Find each line containing the string "output" and return it.
#####
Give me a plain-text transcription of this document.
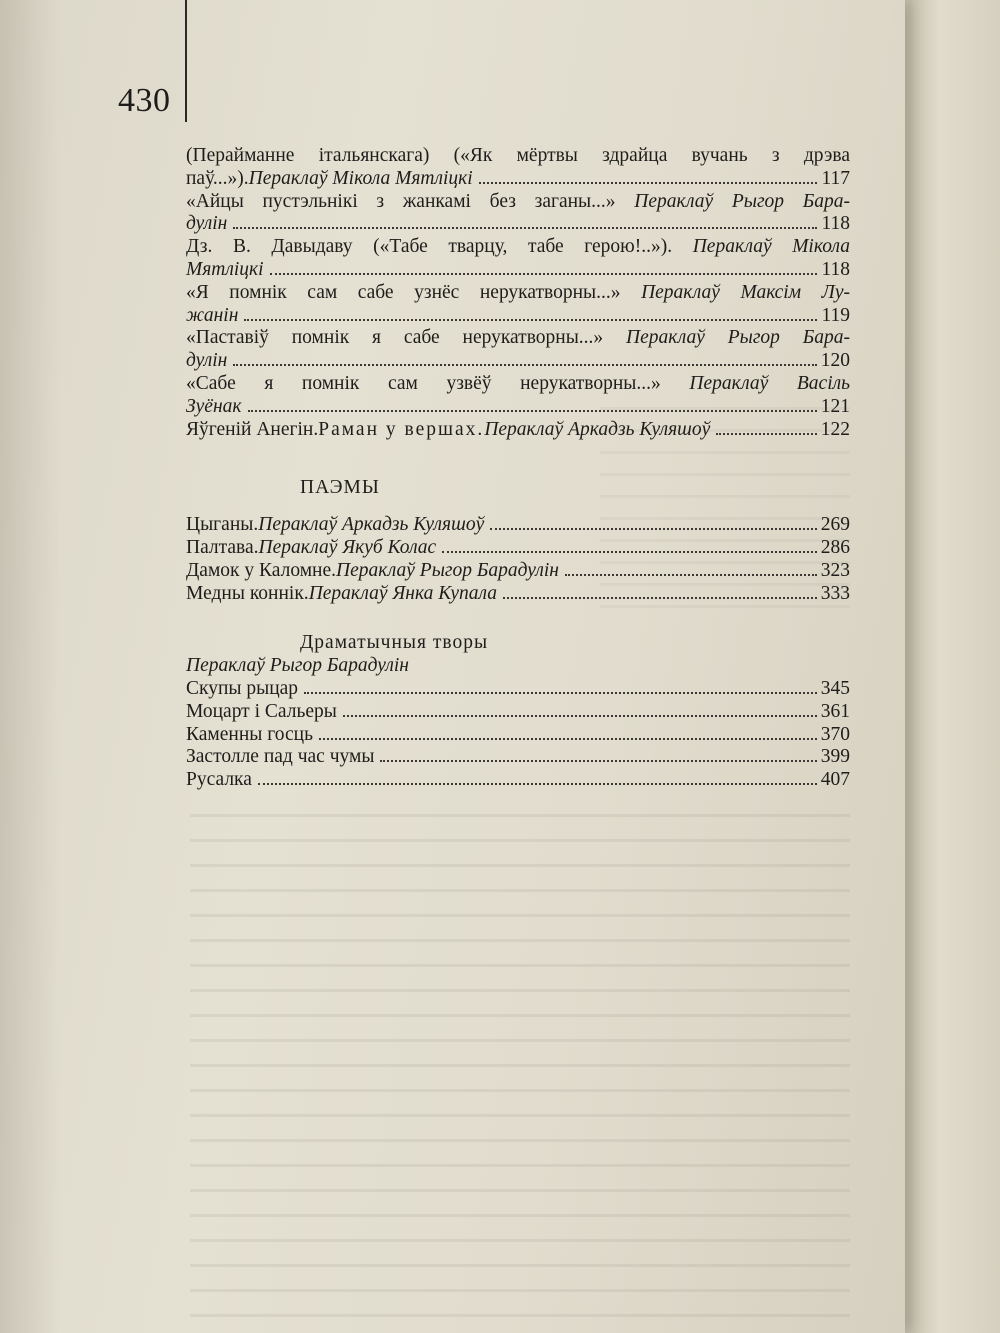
430
(Перайманне італьянскага) («Як мёртвы здрайца вучань з дрэва
паў...»). Пераклаў Мікола Мятліцкі	117
«Айцы пустэльнікі з жанкамі без заганы...» Пераклаў Рыгор Бара-
дулін	118
Дз. В. Давыдаву («Табе тварцу, табе герою!..»). Пераклаў Мікола
Мятліцкі	118
«Я помнік сам сабе узнёс нерукатворны...» Пераклаў Максім Лу-
жанін	119
«Паставіў помнік я сабе нерукатворны...» Пераклаў Рыгор Бара-
дулін	120
«Сабе я помнік сам узвёў нерукатворны...» Пераклаў Васіль
Зуёнак	121
Яўгеній Анегін. Раман у вершах. Пераклаў Аркадзь Куляшоў	122
ПАЭМЫ
Цыганы. Пераклаў Аркадзь Куляшоў	269
Палтава. Пераклаў Якуб Колас	286
Дамок у Каломне. Пераклаў Рыгор Барадулін	323
Медны коннік. Пераклаў Янка Купала	333
Драматычныя творы
Пераклаў Рыгор Барадулін
Скупы рыцар	345
Моцарт і Сальеры	361
Каменны госць	370
Застолле пад час чумы	399
Русалка	407
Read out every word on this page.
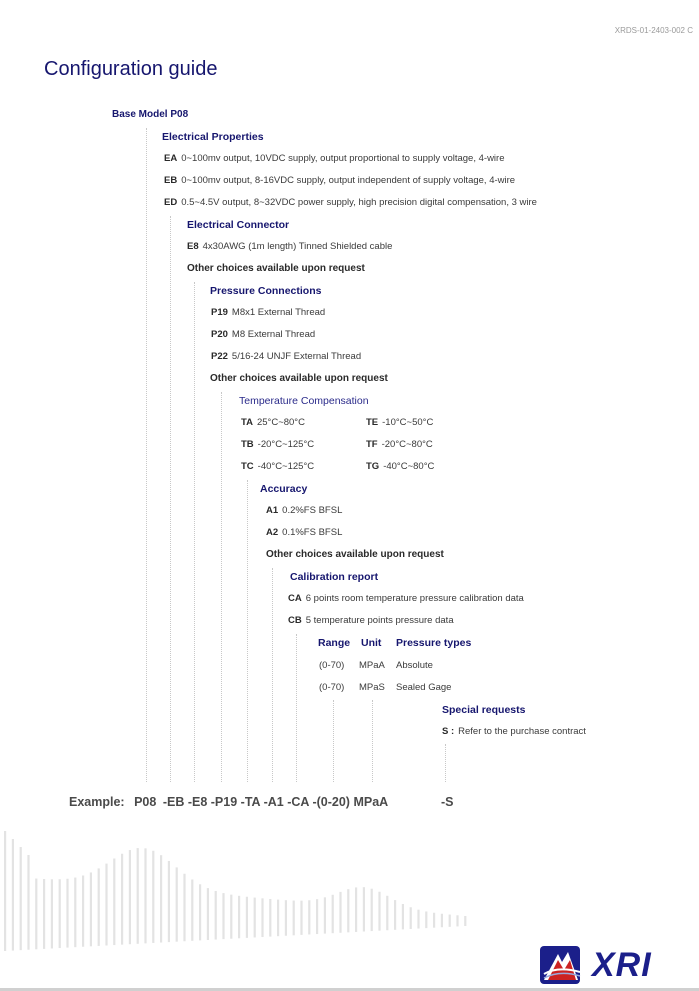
XRDS-01-2403-002 C
Configuration guide
Base Model P08
Electrical Properties
EA 0~100mv output, 10VDC supply, output proportional to supply voltage, 4-wire
EB 0~100mv output, 8-16VDC supply, output independent of supply voltage, 4-wire
ED 0.5~4.5V output, 8~32VDC power supply, high precision digital compensation, 3 wire
Electrical Connector
E8 4x30AWG (1m length) Tinned Shielded cable
Other choices available upon request
Pressure Connections
P19 M8x1 External Thread
P20 M8 External Thread
P22 5/16-24 UNJF External Thread
Other choices available upon request
Temperature Compensation
TA 25°C~80°C
TB -20°C~125°C
TC -40°C~125°C
TE -10°C~50°C
TF -20°C~80°C
TG -40°C~80°C
Accuracy
A1 0.2%FS BFSL
A2 0.1%FS BFSL
Other choices available upon request
Calibration report
CA 6 points room temperature pressure calibration data
CB 5 temperature points pressure data
Range Unit Pressure types
(0-70) MPaA Absolute
(0-70) MPaS Sealed Gage
Special requests
S : Refer to the purchase contract
Example: P08 -EB -E8 -P19 -TA -A1 -CA -(0-20) MPaA	-S
XRI
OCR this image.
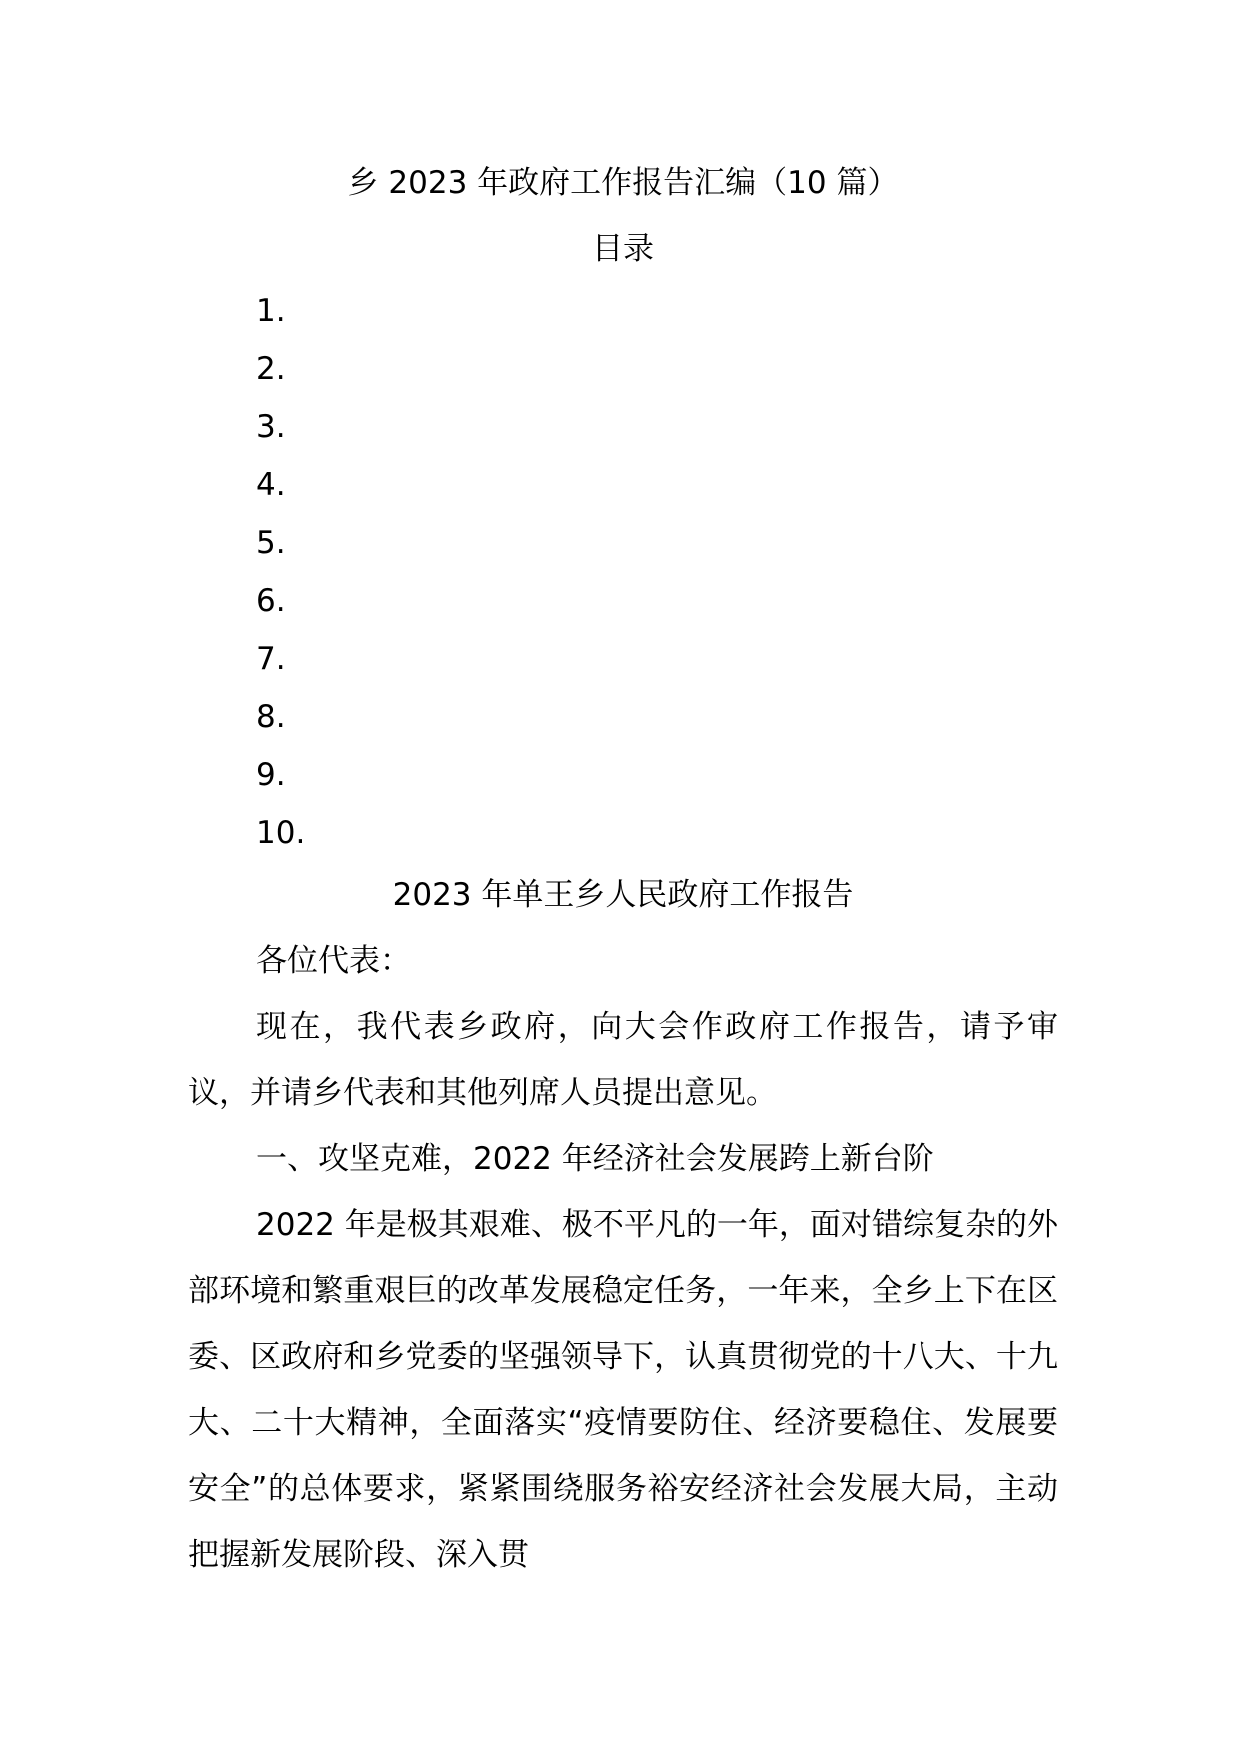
乡 2023 年政府工作报告汇编（10 篇）

目录

1.
2.
3.
4.
5.
6.
7.
8.
9.
10.

2023 年单王乡人民政府工作报告

各位代表：

现在，我代表乡政府，向大会作政府工作报告，请予审议，并请乡代表和其他列席人员提出意见。

一、攻坚克难，2022 年经济社会发展跨上新台阶

2022 年是极其艰难、极不平凡的一年，面对错综复杂的外部环境和繁重艰巨的改革发展稳定任务，一年来，全乡上下在区委、区政府和乡党委的坚强领导下，认真贯彻党的十八大、十九大、二十大精神，全面落实“疫情要防住、经济要稳住、发展要安全”的总体要求，紧紧围绕服务裕安经济社会发展大局，主动把握新发展阶段、深入贯
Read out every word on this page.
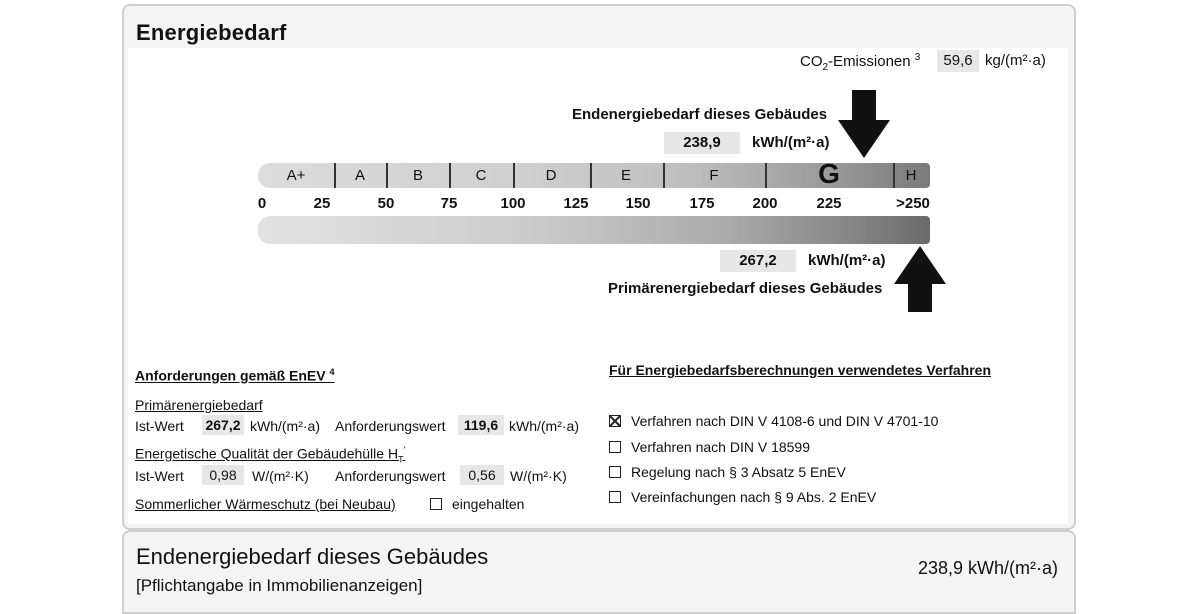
Energiebedarf
$CO_2$-Emissionen $^3$	59,6 kg/(m²·a)
Endenergiebedarf dieses Gebäudes
238,9	kWh/(m²·a)
A+	A	B	C	D	E	F	G	H
0	25	50	75	100	125	150	175	200	225	>250
267,2	kWh/(m²·a)
Primärenergiebedarf dieses Gebäudes
Anforderungen gemäß EnEV $^4$
Primärenergiebedarf
Ist-Wert 267,2 kWh/(m²·a) Anforderungswert	119,6 kWh/(m²·a)
Energetische Qualität der Gebäudehülle $H_T'$
Ist-Wert	0,98	W/(m²·K) Anforderungswert	0,56	W/(m²·K)
Sommerlicher Wärmeschutz (bei Neubau)	eingehalten
Für Energiebedarfsberechnungen verwendetes Verfahren
Verfahren nach DIN V 4108-6 und DIN V 4701-10
Verfahren nach DIN V 18599
Regelung nach § 3 Absatz 5 EnEV
Vereinfachungen nach § 9 Abs. 2 EnEV
Endenergiebedarf dieses Gebäudes
[Pflichtangabe in Immobilienanzeigen]
238,9 kWh/(m²·a)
#####
**Solution for this task:**
EA 0~100mv output, 10VDC supply, output proportional to supply voltage, 4-wire
EB 0~100mv output, 8-16VDC supply, output independent of supply voltage, 4-wire
ED 0.5~4.5V output, 8~32VDC power supply, high precision digital compensation, 3 wire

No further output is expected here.